* _Aim_
Could you copy out every line of the material below, word for word, keeping each box and its numbers unchanged?
---------- Material provided
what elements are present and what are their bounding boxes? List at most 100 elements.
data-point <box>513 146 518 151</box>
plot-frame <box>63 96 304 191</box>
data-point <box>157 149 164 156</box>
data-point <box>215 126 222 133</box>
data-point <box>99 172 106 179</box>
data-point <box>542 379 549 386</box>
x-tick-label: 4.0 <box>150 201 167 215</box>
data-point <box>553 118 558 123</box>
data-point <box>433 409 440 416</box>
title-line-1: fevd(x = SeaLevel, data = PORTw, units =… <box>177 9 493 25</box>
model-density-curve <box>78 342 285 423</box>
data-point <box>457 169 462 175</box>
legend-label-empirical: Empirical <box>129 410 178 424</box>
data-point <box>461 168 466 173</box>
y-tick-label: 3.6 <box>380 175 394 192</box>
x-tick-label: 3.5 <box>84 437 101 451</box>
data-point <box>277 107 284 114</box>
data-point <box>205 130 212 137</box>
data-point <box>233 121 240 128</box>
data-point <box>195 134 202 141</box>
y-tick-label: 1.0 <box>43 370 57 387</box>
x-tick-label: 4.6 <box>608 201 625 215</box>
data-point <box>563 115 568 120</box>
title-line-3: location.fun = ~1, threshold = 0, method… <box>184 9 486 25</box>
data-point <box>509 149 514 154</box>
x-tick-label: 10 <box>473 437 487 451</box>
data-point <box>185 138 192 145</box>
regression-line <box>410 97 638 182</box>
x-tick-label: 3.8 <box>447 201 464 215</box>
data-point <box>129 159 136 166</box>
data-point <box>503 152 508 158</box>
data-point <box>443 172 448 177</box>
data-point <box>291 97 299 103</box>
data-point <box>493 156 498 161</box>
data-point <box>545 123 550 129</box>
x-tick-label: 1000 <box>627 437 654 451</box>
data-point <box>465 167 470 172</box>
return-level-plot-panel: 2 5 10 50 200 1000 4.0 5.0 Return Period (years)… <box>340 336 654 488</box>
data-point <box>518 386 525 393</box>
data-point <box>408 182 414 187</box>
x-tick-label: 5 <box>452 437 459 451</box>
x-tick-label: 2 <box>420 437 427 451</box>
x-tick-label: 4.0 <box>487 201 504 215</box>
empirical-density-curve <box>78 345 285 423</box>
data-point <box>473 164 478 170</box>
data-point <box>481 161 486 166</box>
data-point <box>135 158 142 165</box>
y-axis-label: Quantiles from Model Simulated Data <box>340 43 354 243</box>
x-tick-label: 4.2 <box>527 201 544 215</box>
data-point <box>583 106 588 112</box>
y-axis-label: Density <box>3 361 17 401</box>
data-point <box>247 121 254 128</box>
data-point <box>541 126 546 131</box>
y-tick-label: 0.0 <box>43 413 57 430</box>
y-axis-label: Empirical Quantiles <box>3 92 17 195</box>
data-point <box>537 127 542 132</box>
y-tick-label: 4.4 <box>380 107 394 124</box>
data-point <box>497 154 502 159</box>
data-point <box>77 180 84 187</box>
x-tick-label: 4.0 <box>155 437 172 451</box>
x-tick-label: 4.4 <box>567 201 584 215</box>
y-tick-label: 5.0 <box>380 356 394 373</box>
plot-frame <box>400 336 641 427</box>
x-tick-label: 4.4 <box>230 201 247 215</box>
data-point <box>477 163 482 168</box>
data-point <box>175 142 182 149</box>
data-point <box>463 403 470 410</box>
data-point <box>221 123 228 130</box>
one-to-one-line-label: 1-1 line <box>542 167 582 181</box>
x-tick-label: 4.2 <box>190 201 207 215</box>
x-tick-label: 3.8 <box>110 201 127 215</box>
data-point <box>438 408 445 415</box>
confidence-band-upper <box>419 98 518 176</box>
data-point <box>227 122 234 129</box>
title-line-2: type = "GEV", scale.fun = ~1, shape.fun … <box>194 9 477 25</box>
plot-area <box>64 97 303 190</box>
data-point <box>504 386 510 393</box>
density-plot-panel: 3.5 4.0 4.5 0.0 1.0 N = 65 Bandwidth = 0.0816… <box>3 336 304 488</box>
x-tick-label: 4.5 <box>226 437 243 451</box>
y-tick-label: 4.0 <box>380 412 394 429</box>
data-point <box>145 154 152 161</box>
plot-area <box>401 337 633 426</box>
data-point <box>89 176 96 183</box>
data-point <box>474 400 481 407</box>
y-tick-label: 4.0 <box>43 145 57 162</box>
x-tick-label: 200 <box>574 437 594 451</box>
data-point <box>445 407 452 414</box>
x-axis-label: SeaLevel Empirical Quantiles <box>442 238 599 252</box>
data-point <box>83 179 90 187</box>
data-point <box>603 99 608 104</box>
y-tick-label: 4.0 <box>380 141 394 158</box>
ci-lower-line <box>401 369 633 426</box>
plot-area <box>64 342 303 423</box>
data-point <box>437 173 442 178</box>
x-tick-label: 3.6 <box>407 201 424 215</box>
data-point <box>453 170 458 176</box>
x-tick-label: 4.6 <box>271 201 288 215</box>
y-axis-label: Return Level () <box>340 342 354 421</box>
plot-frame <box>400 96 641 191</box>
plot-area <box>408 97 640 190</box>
--------------------
* _Result of this task_
what elements are present and what are their bounding boxes? List at most 100 elements.
data-point <box>513 146 518 151</box>
plot-frame <box>63 96 304 191</box>
data-point <box>157 149 164 156</box>
data-point <box>215 126 222 133</box>
data-point <box>99 172 106 179</box>
data-point <box>542 379 549 386</box>
x-tick-label: 4.0 <box>150 201 167 215</box>
data-point <box>553 118 558 123</box>
data-point <box>433 409 440 416</box>
title-line-1: fevd(x = SeaLevel, data = PORTw, units =… <box>177 9 493 25</box>
model-density-curve <box>78 342 285 423</box>
data-point <box>457 169 462 175</box>
legend-label-empirical: Empirical <box>129 410 178 424</box>
data-point <box>461 168 466 173</box>
y-tick-label: 3.6 <box>380 175 394 192</box>
x-tick-label: 3.5 <box>84 437 101 451</box>
data-point <box>277 107 284 114</box>
data-point <box>205 130 212 137</box>
data-point <box>233 121 240 128</box>
data-point <box>195 134 202 141</box>
y-tick-label: 1.0 <box>43 370 57 387</box>
x-tick-label: 4.6 <box>608 201 625 215</box>
data-point <box>563 115 568 120</box>
title-line-3: location.fun = ~1, threshold = 0, method… <box>184 9 486 25</box>
data-point <box>509 149 514 154</box>
x-tick-label: 10 <box>473 437 487 451</box>
data-point <box>185 138 192 145</box>
regression-line <box>410 97 638 182</box>
x-tick-label: 3.8 <box>447 201 464 215</box>
data-point <box>129 159 136 166</box>
data-point <box>503 152 508 158</box>
data-point <box>443 172 448 177</box>
data-point <box>291 97 299 103</box>
data-point <box>493 156 498 161</box>
data-point <box>545 123 550 129</box>
x-tick-label: 1000 <box>627 437 654 451</box>
data-point <box>465 167 470 172</box>
return-level-plot-panel: 2 5 10 50 200 1000 4.0 5.0 Return Period (years)… <box>340 336 654 488</box>
data-point <box>518 386 525 393</box>
data-point <box>408 182 414 187</box>
x-tick-label: 5 <box>452 437 459 451</box>
x-tick-label: 2 <box>420 437 427 451</box>
x-tick-label: 4.0 <box>487 201 504 215</box>
empirical-density-curve <box>78 345 285 423</box>
data-point <box>473 164 478 170</box>
data-point <box>481 161 486 166</box>
data-point <box>135 158 142 165</box>
y-axis-label: Quantiles from Model Simulated Data <box>340 43 354 243</box>
x-tick-label: 4.2 <box>527 201 544 215</box>
data-point <box>583 106 588 112</box>
y-axis-label: Density <box>3 361 17 401</box>
data-point <box>247 121 254 128</box>
data-point <box>541 126 546 131</box>
y-tick-label: 0.0 <box>43 413 57 430</box>
y-axis-label: Empirical Quantiles <box>3 92 17 195</box>
data-point <box>537 127 542 132</box>
y-tick-label: 4.4 <box>380 107 394 124</box>
data-point <box>497 154 502 159</box>
data-point <box>77 180 84 187</box>
x-tick-label: 4.0 <box>155 437 172 451</box>
x-tick-label: 4.4 <box>567 201 584 215</box>
y-tick-label: 5.0 <box>380 356 394 373</box>
plot-frame <box>400 336 641 427</box>
x-tick-label: 4.4 <box>230 201 247 215</box>
data-point <box>477 163 482 168</box>
data-point <box>175 142 182 149</box>
data-point <box>463 403 470 410</box>
data-point <box>221 123 228 130</box>
one-to-one-line-label: 1-1 line <box>542 167 582 181</box>
x-tick-label: 4.2 <box>190 201 207 215</box>
x-tick-label: 3.8 <box>110 201 127 215</box>
data-point <box>438 408 445 415</box>
confidence-band-upper <box>419 98 518 176</box>
data-point <box>227 122 234 129</box>
title-line-2: type = "GEV", scale.fun = ~1, shape.fun … <box>194 9 477 25</box>
plot-area <box>64 97 303 190</box>
data-point <box>504 386 510 393</box>
density-plot-panel: 3.5 4.0 4.5 0.0 1.0 N = 65 Bandwidth = 0.0816… <box>3 336 304 488</box>
x-tick-label: 4.5 <box>226 437 243 451</box>
y-tick-label: 4.0 <box>380 412 394 429</box>
data-point <box>145 154 152 161</box>
plot-area <box>401 337 633 426</box>
data-point <box>89 176 96 183</box>
data-point <box>474 400 481 407</box>
y-tick-label: 4.0 <box>43 145 57 162</box>
x-tick-label: 200 <box>574 437 594 451</box>
data-point <box>445 407 452 414</box>
x-axis-label: SeaLevel Empirical Quantiles <box>442 238 599 252</box>
data-point <box>83 179 90 187</box>
data-point <box>603 99 608 104</box>
y-tick-label: 4.0 <box>380 141 394 158</box>
ci-lower-line <box>401 369 633 426</box>
plot-area <box>64 342 303 423</box>
data-point <box>437 173 442 178</box>
x-tick-label: 3.6 <box>407 201 424 215</box>
data-point <box>453 170 458 176</box>
x-tick-label: 4.6 <box>271 201 288 215</box>
y-axis-label: Return Level () <box>340 342 354 421</box>
plot-frame <box>400 96 641 191</box>
plot-area <box>408 97 640 190</box>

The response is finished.